Objective: Look through the lines below and extract each one that contains "PIPERACILLIN".

[Entries from a dataset]

* * * * * * *

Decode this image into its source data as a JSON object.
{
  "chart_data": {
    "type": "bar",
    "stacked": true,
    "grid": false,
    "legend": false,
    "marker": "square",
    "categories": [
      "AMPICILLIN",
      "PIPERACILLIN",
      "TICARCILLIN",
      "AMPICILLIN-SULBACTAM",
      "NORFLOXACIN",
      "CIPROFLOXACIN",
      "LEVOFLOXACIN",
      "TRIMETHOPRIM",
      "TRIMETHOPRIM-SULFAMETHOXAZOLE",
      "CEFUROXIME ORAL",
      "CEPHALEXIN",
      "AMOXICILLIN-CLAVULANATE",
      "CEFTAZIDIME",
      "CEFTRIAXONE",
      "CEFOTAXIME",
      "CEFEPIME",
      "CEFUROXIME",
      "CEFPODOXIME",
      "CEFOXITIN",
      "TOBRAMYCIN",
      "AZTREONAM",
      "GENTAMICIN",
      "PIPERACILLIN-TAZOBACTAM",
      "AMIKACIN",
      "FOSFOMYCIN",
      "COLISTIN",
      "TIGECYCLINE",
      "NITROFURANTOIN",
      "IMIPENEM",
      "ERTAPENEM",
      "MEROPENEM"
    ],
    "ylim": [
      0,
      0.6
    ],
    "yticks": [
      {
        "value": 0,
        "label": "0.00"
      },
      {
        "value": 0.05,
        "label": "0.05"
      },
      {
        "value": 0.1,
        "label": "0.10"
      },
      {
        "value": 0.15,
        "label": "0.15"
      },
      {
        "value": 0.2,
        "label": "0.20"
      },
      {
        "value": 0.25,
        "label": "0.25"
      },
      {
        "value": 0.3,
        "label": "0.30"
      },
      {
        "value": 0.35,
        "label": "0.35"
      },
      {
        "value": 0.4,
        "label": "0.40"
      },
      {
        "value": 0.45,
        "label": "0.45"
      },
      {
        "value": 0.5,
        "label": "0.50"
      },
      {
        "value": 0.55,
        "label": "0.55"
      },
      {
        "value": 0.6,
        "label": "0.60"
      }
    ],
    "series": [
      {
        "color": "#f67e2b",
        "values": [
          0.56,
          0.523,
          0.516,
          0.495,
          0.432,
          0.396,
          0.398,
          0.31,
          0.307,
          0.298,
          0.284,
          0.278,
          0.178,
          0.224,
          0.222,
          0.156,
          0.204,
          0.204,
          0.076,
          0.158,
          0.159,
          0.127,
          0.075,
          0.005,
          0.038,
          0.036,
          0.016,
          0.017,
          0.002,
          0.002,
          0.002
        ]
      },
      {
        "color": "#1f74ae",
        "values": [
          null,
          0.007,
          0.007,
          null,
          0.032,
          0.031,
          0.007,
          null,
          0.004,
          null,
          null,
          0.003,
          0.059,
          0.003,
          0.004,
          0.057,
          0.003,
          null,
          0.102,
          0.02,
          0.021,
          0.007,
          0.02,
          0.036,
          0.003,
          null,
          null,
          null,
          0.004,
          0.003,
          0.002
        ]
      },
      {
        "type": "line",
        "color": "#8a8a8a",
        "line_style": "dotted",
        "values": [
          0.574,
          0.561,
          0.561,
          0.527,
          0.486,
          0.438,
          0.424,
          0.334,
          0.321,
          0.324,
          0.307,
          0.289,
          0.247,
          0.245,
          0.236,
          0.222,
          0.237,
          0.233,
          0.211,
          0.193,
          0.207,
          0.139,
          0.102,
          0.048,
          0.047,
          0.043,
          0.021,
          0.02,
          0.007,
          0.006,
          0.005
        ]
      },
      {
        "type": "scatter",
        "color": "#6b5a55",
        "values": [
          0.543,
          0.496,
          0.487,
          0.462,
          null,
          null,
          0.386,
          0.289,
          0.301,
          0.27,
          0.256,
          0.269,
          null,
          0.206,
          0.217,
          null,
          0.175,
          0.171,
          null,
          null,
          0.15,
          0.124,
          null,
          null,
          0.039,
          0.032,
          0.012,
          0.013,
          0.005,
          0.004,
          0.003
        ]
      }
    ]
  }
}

* * * * * * *

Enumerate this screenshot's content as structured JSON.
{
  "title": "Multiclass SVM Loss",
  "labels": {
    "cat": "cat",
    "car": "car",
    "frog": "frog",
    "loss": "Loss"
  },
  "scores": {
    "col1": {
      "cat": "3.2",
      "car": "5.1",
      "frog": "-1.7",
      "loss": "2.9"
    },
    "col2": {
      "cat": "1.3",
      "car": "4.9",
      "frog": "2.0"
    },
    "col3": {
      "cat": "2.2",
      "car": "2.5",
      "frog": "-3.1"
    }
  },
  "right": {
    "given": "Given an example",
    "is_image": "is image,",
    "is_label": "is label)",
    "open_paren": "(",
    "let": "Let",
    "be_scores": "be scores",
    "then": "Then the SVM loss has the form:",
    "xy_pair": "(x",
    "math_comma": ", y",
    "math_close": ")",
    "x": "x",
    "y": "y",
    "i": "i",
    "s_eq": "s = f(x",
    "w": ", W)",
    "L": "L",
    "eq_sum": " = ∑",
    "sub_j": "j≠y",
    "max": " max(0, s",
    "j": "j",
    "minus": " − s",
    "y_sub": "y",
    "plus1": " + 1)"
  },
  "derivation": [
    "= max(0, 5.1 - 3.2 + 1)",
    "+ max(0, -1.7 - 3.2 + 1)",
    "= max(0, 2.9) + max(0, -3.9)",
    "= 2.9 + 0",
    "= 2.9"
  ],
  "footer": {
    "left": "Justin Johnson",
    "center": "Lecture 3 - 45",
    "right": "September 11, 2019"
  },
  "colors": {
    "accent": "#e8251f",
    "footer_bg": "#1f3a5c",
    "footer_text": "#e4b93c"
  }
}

* * * * * * *

Response to this task:
      "PIPERACILLIN",
      "PIPERACILLIN-TAZOBACTAM",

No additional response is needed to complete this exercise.